• _RAW RECORDS_:
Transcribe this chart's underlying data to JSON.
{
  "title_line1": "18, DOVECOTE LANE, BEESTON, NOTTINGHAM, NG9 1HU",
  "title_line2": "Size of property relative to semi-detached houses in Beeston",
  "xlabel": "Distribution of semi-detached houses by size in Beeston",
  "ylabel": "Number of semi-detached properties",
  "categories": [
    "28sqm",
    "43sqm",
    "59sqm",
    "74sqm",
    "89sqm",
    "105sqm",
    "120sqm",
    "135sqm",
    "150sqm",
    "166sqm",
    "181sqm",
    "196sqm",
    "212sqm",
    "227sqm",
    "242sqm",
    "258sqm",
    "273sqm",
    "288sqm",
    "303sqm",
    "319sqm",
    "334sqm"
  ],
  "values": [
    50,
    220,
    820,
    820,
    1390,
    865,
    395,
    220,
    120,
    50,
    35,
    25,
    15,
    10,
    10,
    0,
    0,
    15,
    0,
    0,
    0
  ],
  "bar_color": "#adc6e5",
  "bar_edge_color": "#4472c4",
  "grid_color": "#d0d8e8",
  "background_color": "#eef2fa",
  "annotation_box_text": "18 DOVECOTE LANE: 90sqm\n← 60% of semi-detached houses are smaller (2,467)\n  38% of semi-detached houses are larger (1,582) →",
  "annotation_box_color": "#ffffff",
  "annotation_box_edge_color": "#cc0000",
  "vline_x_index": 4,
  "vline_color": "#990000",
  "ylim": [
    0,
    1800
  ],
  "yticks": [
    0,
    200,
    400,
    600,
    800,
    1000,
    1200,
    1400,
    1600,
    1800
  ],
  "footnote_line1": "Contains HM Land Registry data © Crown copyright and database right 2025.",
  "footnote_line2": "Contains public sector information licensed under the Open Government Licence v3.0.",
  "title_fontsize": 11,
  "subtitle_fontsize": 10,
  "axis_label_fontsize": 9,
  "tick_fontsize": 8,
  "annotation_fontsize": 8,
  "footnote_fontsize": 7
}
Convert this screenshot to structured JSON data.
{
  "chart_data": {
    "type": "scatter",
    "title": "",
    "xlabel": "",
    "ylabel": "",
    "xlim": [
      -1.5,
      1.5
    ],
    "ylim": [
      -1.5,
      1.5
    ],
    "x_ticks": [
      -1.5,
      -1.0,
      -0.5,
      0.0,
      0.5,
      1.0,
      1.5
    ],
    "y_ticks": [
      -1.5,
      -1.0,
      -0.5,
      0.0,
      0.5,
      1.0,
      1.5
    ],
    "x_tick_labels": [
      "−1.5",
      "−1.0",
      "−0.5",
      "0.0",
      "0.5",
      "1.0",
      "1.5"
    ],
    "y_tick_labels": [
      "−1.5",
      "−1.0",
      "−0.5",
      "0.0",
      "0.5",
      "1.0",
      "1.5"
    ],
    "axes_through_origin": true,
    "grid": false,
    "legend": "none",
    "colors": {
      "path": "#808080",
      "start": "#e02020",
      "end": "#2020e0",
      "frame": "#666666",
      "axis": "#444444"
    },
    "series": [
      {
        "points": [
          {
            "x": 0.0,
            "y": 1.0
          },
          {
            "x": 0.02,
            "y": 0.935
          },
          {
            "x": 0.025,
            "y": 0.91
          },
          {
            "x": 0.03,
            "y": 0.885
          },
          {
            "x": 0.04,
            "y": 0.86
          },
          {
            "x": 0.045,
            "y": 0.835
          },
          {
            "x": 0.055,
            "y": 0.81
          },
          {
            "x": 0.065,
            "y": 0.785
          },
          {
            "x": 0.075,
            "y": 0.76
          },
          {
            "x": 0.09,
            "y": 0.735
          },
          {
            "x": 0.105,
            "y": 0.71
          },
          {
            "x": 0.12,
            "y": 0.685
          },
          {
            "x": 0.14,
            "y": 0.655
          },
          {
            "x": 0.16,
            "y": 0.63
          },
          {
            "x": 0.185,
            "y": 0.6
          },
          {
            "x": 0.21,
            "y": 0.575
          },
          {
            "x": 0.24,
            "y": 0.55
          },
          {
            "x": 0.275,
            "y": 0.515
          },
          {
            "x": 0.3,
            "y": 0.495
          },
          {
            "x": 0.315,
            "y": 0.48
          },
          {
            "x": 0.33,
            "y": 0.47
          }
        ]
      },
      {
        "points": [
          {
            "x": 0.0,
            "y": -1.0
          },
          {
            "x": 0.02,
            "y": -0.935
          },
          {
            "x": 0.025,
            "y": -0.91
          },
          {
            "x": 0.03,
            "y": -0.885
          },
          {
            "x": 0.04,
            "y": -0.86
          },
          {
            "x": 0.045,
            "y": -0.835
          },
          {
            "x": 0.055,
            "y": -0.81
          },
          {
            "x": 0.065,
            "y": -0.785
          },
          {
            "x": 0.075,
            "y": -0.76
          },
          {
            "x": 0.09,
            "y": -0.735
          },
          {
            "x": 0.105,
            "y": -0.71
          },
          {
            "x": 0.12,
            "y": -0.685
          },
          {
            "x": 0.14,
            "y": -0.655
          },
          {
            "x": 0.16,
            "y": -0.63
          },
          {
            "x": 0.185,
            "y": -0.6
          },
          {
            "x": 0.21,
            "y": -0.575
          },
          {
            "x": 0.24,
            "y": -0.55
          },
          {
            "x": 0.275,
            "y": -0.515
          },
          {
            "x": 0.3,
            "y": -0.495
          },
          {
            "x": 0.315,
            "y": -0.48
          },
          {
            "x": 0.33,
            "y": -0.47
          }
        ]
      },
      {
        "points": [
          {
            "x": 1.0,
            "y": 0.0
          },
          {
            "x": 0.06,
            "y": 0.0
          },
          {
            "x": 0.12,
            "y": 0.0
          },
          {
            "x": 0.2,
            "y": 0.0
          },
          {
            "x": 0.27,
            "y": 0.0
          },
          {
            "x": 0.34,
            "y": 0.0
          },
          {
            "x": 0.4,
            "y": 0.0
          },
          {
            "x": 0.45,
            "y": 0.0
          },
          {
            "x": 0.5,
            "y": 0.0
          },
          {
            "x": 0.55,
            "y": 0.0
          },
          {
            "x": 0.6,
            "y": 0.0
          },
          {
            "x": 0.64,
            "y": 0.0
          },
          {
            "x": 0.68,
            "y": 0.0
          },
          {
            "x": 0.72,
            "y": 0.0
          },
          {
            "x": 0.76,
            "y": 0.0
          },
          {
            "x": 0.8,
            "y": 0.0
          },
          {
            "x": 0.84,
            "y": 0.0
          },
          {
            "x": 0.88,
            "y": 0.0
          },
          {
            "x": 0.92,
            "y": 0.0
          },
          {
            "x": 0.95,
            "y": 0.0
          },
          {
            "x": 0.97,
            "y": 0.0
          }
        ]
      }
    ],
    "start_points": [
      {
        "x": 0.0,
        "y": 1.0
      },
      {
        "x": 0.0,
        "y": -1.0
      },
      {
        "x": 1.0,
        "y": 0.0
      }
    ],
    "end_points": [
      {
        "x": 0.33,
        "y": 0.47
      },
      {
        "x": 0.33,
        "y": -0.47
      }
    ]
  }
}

• _WORK REQUIRED_: Your answer should be a single number: how many lines of the material contain the word "DOVECOTE".

• _FINAL RESULT_: 2